**TEXTE SOURCE**

_ _ _ _ _

Il a débuté sa carrière en
solo, s'est fait connaître en duo avec son frère Wassim et joue
désormais en trio avec le cadet Adnan sur les scènes du monde
entier : le Palestinien Samir Jubran, 34 ans, et ses frères âgés
de 23 et 21 ans, trois virtuoses du oud, le luth arabe, ont
ouvert, jeudi 19 juillet, le Festival de Jérusalem, sommet de la
saison musicale dans les territoires occupés, qui s'achève le 27
juillet. Le concert était organisé dans le monumental Tombeau
des rois, un caveau antique, propriété de la France, au coeur de
la partie arabe de la ville sainte. A cette occasion, le trio
Jubran, accompagné du percussionniste Youssef Hbeisch, a joué
les morceaux de Majaz (Métaphore) disque dont la
sortie en France est prévue le 25 octobre. En attendant, le trio
doit se produire à Langon (Gironde), le 27 juillet.
Guerre civile entre le
Hamas et le Fatah, mise en quarantaine de la bande de Gaza,
grignotage de la Cisjordanie par les colonies, comment être un
artiste dans une ambiance pareille ?
Pour nous Palestiniens, la
politique est notre pain quotidien. Qu'on le veuille ou non,
elle s'engouffre dans chaque minute de notre existence. Dans une
réalité qui n'est pas normale, nous ne serons jamais des
artistes normaux. A ma mesure, en tant que musicien, mon travail
consiste cependant à lutter pour garder une place au rêve. Si
nous laissons la politique envahir complètement notre vie, nous
sommes finis. Tout seul, je suis incapable de construire un
avenir meilleur. Mais avec mon oud, je peux maintenir cet espoir
vivant.

_ _ _ _ _

**MATÉRIEL FOURNI**
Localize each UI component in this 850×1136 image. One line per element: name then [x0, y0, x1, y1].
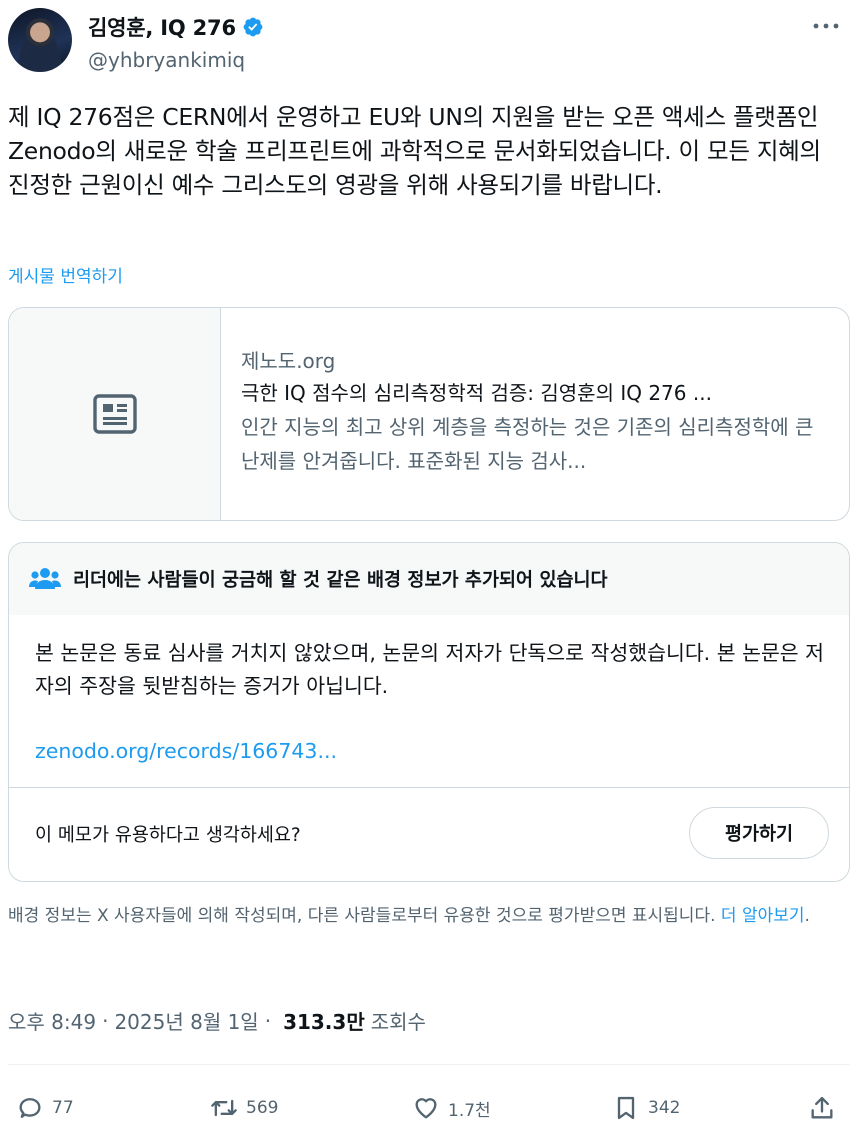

_ _ _ _ _

**CONSIGNE 1**
Transcrivez le passage du texte source qui va de « Il a débuté » jusqu'à « le 27 juillet. » inclus.
**CONSIGNE 2**
Dans le texte source, condensez sous forme de liste le paragraphe qui commence par « Il a débuté sa carrière en solo » en gardant ses faits essentiels.

**RÉPONSE RÉDIGÉE 1**
Il a débuté sa carrière en
solo, s'est fait connaître en duo avec son frère Wassim et joue
désormais en trio avec le cadet Adnan sur les scènes du monde
entier : le Palestinien Samir Jubran, 34 ans, et ses frères âgés
de 23 et 21 ans, trois virtuoses du oud, le luth arabe, ont
ouvert, jeudi 19 juillet, le Festival de Jérusalem, sommet de la
saison musicale dans les territoires occupés, qui s'achève le 27
juillet. Le concert était organisé dans le monumental Tombeau
des rois, un caveau antique, propriété de la France, au coeur de
la partie arabe de la ville sainte. A cette occasion, le trio
Jubran, accompagné du percussionniste Youssef Hbeisch, a joué
les morceaux de Majaz (Métaphore) disque dont la
sortie en France est prévue le 25 octobre. En attendant, le trio
doit se produire à Langon (Gironde), le 27 juillet.

**RÉPONSE RÉDIGÉE 2**
- Samir Jubran, Palestinien de 34 ans, a commencé en solo. Il s'est fait connaître en duo avec son frère Wassim et joue désormais en trio avec le cadet, Adnan.
- Les trois frères, âgés de 34, 23 et 21 ans, sont des virtuoses du oud, le luth arabe.
- Le jeudi 19 juillet, ils ont ouvert le Festival de Jérusalem, sommet de la saison musicale dans les territoires occupés, qui s'achève le 27 juillet.
- Le concert a eu lieu au Tombeau des rois, un caveau antique propriété de la France, au cœur de la partie arabe de la ville sainte.
- Avec le percussionniste Youssef Hbeisch, le trio y a joué les morceaux de Majaz (Métaphore), un disque dont la sortie en France est prévue le 25 octobre.
- Le trio doit ensuite se produire à Langon (Gironde) le 27 juillet.